Some records:
· · · · ·

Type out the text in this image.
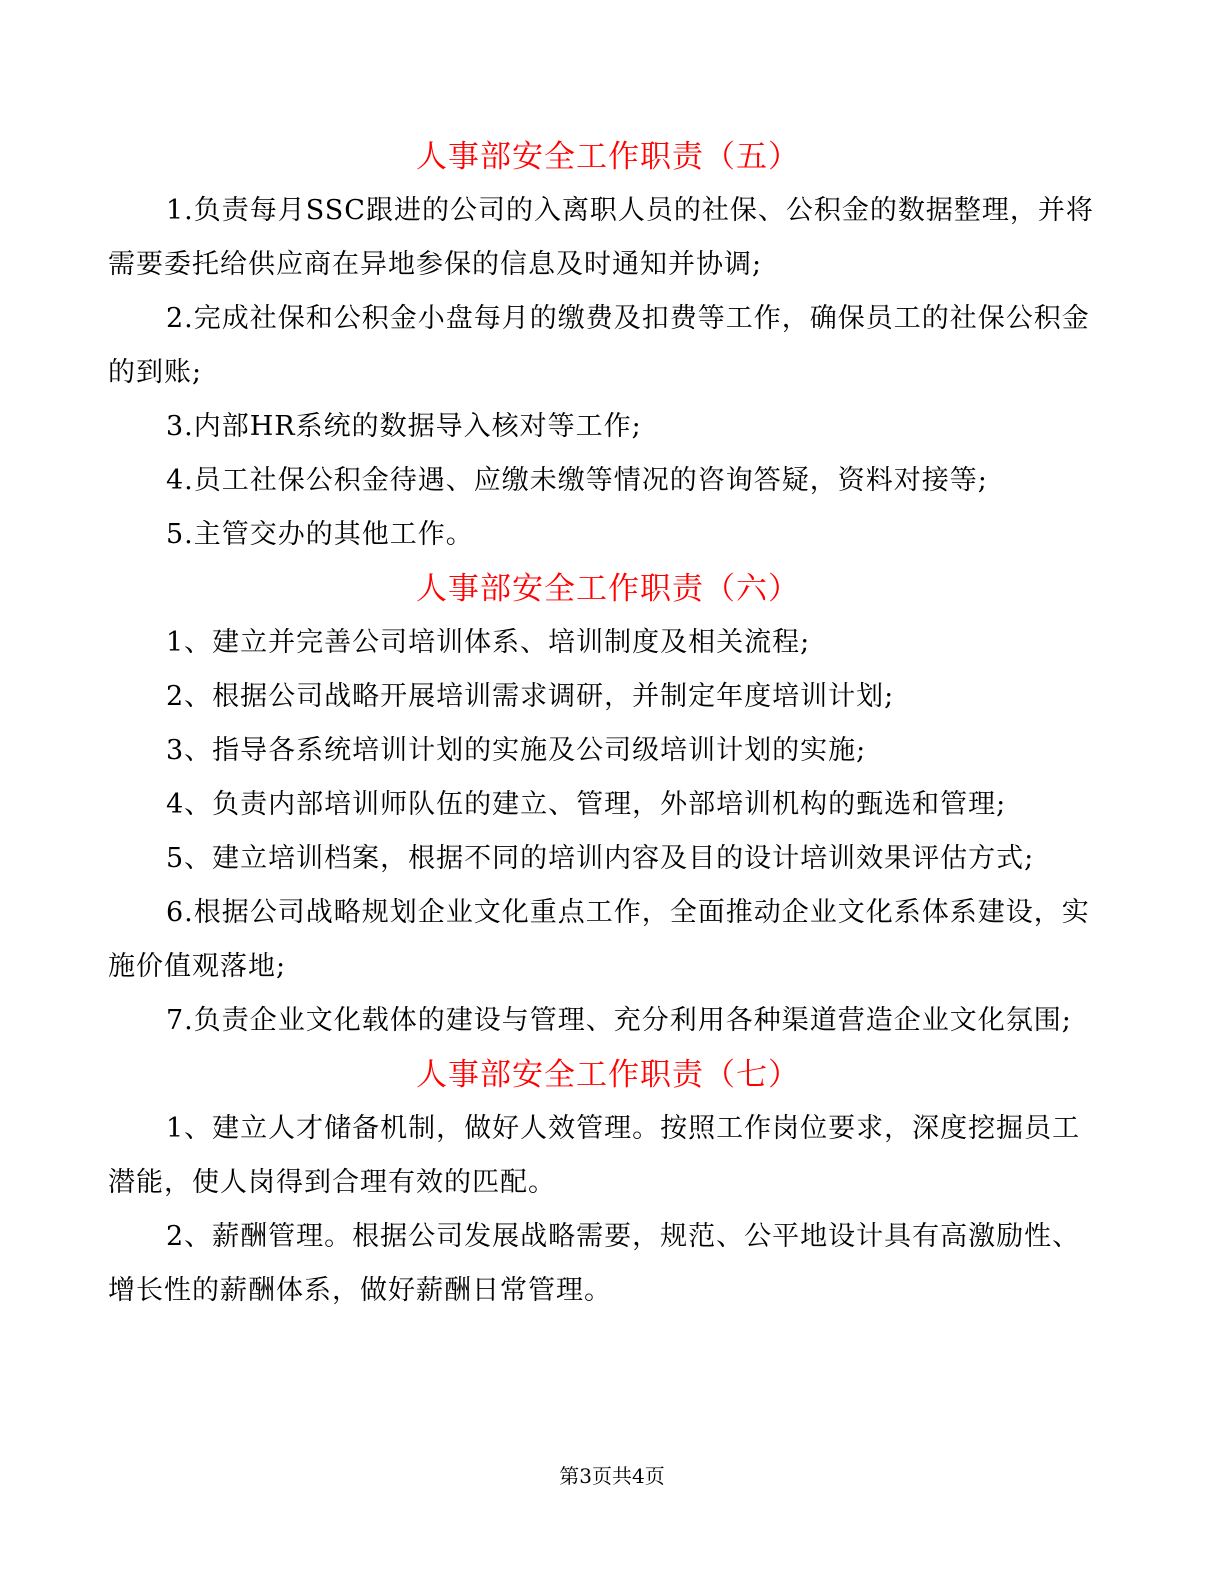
人事部安全工作职责（五）

1.负责每月SSC跟进的公司的入离职人员的社保、公积金的数据整理，并将需要委托给供应商在异地参保的信息及时通知并协调;

2.完成社保和公积金小盘每月的缴费及扣费等工作，确保员工的社保公积金的到账;

3.内部HR系统的数据导入核对等工作;

4.员工社保公积金待遇、应缴未缴等情况的咨询答疑，资料对接等;

5.主管交办的其他工作。

人事部安全工作职责（六）

1、建立并完善公司培训体系、培训制度及相关流程;

2、根据公司战略开展培训需求调研，并制定年度培训计划;

3、指导各系统培训计划的实施及公司级培训计划的实施;

4、负责内部培训师队伍的建立、管理，外部培训机构的甄选和管理;

5、建立培训档案，根据不同的培训内容及目的设计培训效果评估方式;

6.根据公司战略规划企业文化重点工作，全面推动企业文化系体系建设，实施价值观落地;

7.负责企业文化载体的建设与管理、充分利用各种渠道营造企业文化氛围;

人事部安全工作职责（七）

1、建立人才储备机制，做好人效管理。按照工作岗位要求，深度挖掘员工潜能，使人岗得到合理有效的匹配。

2、薪酬管理。根据公司发展战略需要，规范、公平地设计具有高激励性、增长性的薪酬体系，做好薪酬日常管理。

第3页共4页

· · · · ·

Problem statement
Reproduce each line exactly as it appears, omitting the pictures.

Solution to this task
Type out the text in this image.
人事部安全工作职责（五）

1.负责每月SSC跟进的公司的入离职人员的社保、公积金的数据整理，并将需要委托给供应商在异地参保的信息及时通知并协调;

2.完成社保和公积金小盘每月的缴费及扣费等工作，确保员工的社保公积金的到账;

3.内部HR系统的数据导入核对等工作;

4.员工社保公积金待遇、应缴未缴等情况的咨询答疑，资料对接等;

5.主管交办的其他工作。

人事部安全工作职责（六）

1、建立并完善公司培训体系、培训制度及相关流程;

2、根据公司战略开展培训需求调研，并制定年度培训计划;

3、指导各系统培训计划的实施及公司级培训计划的实施;

4、负责内部培训师队伍的建立、管理，外部培训机构的甄选和管理;

5、建立培训档案，根据不同的培训内容及目的设计培训效果评估方式;

6.根据公司战略规划企业文化重点工作，全面推动企业文化系体系建设，实施价值观落地;

7.负责企业文化载体的建设与管理、充分利用各种渠道营造企业文化氛围;

人事部安全工作职责（七）

1、建立人才储备机制，做好人效管理。按照工作岗位要求，深度挖掘员工潜能，使人岗得到合理有效的匹配。

2、薪酬管理。根据公司发展战略需要，规范、公平地设计具有高激励性、增长性的薪酬体系，做好薪酬日常管理。

第3页共4页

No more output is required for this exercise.